Gilberto Melo

TR: taxa de juros ou indexador?

A taxa referencial (TR) possui natureza jurídica de taxa de juros e seu uso como indexador provoca relevantes distorções monetárias, que devem ser objeto de constante questionamento perante os tribunais brasileiros.

O presente trabalho tem como objetivo abordar, ainda que brevemente, a natureza jurídica da Taxa Referencial (TR), criada pela Lei Federal n.° 8.177, de 01 de março de 1991, e regulamentada pela Resolução e Circular n.° 2.437, de 30 de outubro de 1997, e 3.056, de 20 de agosto de 2001, editadas respectivamente pelo Banco Central do Brasil e pelo Conselho Monetário Nacional.
 
Partimos da pergunta: TR. Taxa de Juros ou Indexador?
As respostas à esta indagação podem levar a conclusões de relevante repercussão para temas corriqueiros, como a metodologia adotada pelo Poder Judiciário para cálculo dos débitos que tem origem nas relações de trabalho, ou a forma de correção dos contratos do Sistema Financeiro da Habitação.

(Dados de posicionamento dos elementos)
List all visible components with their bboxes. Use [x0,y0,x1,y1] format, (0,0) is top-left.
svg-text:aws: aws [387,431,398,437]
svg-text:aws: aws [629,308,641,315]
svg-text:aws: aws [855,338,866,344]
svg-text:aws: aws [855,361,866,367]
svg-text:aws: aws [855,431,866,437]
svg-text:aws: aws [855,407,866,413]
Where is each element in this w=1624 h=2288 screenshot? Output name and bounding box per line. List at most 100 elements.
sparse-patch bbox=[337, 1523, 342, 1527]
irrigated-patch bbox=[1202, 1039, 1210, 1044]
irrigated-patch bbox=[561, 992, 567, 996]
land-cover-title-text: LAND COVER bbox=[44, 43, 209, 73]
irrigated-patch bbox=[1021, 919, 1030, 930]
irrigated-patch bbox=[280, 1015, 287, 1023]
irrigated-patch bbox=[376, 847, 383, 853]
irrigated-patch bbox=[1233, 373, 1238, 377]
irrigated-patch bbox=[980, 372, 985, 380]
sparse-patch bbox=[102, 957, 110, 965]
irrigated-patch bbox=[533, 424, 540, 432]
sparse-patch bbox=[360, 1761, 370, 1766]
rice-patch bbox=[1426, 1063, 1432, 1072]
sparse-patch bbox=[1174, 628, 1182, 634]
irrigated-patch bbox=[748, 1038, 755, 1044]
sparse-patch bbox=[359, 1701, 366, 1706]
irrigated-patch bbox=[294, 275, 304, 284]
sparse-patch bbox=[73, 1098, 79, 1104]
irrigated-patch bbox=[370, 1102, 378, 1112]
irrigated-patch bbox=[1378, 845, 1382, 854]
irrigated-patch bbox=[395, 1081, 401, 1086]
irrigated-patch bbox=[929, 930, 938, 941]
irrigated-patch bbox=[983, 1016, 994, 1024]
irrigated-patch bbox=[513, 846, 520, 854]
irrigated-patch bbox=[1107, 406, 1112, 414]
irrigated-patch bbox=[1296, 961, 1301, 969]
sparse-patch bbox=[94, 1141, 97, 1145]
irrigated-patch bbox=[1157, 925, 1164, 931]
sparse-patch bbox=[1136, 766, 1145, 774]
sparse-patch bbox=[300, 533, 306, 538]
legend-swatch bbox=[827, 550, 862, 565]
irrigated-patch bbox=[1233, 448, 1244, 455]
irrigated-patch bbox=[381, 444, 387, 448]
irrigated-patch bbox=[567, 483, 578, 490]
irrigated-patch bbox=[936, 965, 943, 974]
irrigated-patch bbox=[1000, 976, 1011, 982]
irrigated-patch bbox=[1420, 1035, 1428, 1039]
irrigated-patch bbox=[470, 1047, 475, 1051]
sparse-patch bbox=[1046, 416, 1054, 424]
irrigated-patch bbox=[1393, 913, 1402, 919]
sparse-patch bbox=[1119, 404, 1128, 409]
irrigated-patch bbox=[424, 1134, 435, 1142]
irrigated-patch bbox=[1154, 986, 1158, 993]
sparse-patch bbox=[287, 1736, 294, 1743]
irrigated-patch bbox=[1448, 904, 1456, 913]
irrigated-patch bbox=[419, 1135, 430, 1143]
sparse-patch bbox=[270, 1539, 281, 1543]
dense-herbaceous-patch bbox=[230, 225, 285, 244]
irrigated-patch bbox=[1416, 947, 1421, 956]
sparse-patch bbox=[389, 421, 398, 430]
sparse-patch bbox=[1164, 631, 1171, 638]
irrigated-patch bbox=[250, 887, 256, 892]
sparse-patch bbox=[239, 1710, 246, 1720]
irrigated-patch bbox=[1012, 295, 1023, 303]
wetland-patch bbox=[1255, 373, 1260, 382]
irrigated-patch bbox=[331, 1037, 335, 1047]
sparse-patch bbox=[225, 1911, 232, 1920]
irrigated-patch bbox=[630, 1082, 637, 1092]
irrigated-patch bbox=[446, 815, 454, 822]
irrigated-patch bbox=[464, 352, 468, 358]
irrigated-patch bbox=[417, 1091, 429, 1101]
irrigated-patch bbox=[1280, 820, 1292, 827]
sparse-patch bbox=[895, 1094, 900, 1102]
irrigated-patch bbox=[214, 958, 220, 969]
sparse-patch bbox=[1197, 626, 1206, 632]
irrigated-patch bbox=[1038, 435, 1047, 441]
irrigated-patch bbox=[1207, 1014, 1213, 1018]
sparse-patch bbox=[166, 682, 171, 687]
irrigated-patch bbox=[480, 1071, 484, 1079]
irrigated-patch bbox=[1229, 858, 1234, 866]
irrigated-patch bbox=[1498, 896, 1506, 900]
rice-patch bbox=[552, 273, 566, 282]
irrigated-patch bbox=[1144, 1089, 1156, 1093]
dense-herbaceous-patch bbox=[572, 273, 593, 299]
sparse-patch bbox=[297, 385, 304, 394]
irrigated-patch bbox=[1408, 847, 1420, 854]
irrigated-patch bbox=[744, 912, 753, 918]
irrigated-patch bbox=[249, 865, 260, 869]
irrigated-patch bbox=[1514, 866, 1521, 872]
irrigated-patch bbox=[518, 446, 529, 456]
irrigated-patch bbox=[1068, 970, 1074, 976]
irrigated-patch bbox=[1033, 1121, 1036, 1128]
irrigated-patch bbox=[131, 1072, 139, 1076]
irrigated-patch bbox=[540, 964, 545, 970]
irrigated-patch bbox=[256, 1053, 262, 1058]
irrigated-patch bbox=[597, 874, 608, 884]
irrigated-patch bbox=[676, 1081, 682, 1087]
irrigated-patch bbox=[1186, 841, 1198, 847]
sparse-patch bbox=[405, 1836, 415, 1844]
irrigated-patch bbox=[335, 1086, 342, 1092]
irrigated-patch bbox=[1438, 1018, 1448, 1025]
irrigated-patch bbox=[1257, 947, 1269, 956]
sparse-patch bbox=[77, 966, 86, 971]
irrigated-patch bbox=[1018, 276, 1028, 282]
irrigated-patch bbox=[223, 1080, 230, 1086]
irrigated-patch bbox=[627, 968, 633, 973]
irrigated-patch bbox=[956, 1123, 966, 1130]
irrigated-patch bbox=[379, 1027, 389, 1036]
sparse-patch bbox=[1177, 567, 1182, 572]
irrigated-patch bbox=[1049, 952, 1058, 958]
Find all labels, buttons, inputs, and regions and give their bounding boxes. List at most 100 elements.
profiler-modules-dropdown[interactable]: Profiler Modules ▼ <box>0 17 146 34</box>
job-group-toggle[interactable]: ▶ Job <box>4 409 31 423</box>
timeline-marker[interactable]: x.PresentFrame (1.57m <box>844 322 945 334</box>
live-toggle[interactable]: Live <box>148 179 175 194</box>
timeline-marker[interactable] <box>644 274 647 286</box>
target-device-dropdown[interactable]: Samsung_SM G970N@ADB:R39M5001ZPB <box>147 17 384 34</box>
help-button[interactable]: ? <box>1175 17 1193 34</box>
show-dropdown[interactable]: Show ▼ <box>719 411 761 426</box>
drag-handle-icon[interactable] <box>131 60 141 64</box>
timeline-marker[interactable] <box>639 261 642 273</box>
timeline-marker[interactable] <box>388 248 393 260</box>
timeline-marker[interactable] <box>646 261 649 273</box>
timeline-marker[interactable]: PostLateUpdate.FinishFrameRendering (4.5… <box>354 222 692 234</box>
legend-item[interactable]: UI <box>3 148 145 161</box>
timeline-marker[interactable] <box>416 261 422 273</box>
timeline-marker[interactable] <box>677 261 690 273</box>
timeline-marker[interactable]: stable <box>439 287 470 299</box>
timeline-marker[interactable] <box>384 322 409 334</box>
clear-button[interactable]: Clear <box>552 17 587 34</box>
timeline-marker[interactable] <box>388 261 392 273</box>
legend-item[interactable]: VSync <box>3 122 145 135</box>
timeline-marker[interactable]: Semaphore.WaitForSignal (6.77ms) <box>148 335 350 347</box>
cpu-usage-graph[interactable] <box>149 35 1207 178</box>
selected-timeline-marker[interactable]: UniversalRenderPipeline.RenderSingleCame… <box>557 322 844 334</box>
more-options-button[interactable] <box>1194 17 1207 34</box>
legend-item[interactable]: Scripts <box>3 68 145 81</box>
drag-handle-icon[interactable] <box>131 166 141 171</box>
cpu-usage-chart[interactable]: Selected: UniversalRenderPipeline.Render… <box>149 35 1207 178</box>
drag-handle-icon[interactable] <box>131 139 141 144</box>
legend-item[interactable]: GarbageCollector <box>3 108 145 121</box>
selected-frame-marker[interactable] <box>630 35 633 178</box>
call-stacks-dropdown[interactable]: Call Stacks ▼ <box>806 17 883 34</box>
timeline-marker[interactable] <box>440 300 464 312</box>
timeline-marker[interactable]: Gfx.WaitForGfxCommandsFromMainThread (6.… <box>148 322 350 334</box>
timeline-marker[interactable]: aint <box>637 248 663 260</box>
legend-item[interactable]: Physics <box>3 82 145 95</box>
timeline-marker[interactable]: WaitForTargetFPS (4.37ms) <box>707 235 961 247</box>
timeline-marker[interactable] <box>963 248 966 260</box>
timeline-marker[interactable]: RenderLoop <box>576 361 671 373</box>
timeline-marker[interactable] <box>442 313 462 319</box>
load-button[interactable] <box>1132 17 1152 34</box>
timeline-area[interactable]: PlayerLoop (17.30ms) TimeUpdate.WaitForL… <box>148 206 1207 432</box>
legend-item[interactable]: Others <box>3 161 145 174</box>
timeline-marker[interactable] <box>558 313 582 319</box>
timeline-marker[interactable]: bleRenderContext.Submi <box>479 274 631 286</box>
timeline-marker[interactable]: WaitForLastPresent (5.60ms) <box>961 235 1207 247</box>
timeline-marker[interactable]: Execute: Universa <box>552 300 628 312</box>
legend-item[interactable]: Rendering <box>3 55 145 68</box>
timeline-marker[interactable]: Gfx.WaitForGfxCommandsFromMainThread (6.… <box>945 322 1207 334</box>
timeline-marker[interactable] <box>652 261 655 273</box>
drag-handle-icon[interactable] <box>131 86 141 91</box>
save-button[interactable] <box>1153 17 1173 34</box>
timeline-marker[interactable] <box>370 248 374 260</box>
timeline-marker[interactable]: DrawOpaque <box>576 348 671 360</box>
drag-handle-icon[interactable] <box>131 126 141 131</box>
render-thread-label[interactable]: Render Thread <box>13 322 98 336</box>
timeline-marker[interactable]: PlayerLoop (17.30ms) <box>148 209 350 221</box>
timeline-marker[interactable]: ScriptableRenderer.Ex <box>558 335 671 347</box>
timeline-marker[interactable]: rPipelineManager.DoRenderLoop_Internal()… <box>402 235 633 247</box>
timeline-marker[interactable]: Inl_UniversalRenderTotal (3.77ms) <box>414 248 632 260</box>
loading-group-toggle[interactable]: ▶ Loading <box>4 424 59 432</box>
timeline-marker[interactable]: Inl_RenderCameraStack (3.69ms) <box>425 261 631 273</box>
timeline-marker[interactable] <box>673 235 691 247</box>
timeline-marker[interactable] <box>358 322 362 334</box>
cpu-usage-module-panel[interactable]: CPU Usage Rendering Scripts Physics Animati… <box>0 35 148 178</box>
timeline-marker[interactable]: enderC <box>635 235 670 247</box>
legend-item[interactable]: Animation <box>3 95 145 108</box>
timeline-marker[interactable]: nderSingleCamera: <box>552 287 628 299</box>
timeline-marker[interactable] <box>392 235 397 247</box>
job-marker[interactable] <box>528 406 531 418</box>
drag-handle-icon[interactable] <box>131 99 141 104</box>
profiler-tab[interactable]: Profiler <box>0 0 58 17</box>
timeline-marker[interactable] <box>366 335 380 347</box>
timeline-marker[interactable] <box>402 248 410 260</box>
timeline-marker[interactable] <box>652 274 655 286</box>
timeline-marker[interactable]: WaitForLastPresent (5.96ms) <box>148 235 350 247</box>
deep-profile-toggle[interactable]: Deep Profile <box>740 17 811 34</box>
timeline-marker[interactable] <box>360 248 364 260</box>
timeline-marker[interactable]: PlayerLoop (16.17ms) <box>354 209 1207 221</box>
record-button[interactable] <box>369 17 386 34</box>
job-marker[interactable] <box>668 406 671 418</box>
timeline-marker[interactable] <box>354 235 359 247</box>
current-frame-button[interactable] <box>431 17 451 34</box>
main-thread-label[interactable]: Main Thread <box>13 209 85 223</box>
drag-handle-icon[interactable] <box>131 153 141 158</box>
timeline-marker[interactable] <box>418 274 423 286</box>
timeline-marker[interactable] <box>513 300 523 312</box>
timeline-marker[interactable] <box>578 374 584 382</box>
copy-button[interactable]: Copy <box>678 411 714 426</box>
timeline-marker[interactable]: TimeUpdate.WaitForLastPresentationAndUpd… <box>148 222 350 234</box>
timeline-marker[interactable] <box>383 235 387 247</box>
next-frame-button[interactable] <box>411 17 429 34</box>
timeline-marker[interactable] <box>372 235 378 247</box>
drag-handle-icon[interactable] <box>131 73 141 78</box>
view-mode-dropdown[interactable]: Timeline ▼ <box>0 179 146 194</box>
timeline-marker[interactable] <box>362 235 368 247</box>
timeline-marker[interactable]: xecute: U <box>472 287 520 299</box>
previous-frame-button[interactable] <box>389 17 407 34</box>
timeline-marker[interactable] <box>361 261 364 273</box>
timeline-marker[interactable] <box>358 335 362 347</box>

__A FAZER__
Escreva a continuação do texto sobre a Taxa Referencial (TR), começando logo depois da última frase apresentada. As linhas não têm nenhum papel nesta atividade.

__RESULTADO DO EXERCÍCIO__
Em 1991, quando ocorreu a publicação da Lei n.° 8.177, os brasileiros ainda vivenciavam as consequências de várias medidas econômicas implementadas pelo Presidente Collor, que fora eleito com a promessa de acabar com os Marajás e controlar a inflação, que naquele momento estava em crescendo disparada. Este recente período da história brasileira foi sintetizado pela jornalista Miriam Leitão[1]:
 
(…) ninguém se entendia nos bancos e nas conversas com integrantes do governo. Medidas Provisórias tinham sido escritas e reescritas, circulares saíam se contradizendo ou corrigindo erros, novas edições das cartilhas davam orientações diferentes para a mesma situação. Bancários liam e reliam textos incompreensíveis.”
 
As medidas econômicas do Plano Collor (que incluíram o congelamento de preços e de valores depositados nas Instituições Financeiras), foram determinantes para a desconstrução de diversas empresas, atividades e empresários, que, repentinamente, estavam diante de um cenário onde não teriam acesso aos seus recursos financeiros.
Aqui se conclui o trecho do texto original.